start MATERIAL PROVIDED

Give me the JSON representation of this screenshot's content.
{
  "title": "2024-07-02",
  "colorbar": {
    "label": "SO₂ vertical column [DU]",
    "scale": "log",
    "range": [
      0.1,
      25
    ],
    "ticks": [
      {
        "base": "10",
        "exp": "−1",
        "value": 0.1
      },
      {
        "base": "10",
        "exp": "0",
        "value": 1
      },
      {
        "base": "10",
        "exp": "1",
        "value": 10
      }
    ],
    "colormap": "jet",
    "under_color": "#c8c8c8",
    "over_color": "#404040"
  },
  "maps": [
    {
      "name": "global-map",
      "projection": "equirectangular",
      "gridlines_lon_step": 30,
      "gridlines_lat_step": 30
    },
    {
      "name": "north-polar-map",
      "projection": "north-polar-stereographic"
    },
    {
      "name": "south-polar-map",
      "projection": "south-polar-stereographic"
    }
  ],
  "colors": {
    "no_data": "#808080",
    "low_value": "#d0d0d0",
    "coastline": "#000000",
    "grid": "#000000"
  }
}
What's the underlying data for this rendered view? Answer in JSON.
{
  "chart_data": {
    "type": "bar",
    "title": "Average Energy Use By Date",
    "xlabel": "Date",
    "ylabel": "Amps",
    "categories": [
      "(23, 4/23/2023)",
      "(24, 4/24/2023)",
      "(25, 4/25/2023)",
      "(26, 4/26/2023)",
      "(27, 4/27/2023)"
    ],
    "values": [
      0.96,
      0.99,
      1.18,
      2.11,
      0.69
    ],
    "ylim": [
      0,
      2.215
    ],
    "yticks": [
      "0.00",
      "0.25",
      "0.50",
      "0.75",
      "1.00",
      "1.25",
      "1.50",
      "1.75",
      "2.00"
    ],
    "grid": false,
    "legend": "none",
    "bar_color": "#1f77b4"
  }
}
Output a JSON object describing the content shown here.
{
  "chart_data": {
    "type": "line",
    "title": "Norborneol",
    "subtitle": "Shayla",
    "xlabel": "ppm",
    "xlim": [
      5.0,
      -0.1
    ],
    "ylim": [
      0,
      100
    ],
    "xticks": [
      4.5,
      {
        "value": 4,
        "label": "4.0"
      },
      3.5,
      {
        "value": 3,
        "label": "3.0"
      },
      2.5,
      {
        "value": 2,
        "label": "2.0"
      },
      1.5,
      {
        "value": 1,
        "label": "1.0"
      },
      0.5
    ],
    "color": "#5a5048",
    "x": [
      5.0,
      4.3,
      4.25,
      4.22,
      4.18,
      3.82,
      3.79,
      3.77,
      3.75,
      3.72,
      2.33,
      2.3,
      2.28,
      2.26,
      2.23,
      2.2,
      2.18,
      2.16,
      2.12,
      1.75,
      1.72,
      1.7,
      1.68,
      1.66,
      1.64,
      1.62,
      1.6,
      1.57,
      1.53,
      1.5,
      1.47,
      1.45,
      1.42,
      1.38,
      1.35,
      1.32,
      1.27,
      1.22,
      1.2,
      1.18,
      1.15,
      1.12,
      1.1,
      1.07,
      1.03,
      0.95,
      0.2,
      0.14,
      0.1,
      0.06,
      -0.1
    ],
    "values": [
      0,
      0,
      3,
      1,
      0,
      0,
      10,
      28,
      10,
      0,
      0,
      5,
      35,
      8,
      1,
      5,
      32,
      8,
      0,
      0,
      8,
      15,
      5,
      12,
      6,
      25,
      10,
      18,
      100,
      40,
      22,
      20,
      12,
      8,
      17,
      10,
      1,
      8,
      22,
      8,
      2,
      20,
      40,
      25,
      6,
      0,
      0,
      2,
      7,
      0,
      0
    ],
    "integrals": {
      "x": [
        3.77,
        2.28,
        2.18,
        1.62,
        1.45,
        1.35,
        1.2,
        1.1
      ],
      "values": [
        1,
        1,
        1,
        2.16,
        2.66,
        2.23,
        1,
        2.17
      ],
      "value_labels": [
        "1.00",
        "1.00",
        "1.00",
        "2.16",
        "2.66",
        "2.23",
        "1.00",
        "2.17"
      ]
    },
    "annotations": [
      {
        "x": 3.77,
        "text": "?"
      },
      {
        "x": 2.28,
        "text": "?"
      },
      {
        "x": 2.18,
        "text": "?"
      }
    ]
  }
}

end MATERIAL PROVIDED

◆ **AIM OF THE TASK**:
Locate all lines in the listing above with the word "JSON" and copy them.

◆ **RESULT FOR THIS TASK**:
Give me the JSON representation of this screenshot's content.
What's the underlying data for this rendered view? Answer in JSON.
Output a JSON object describing the content shown here.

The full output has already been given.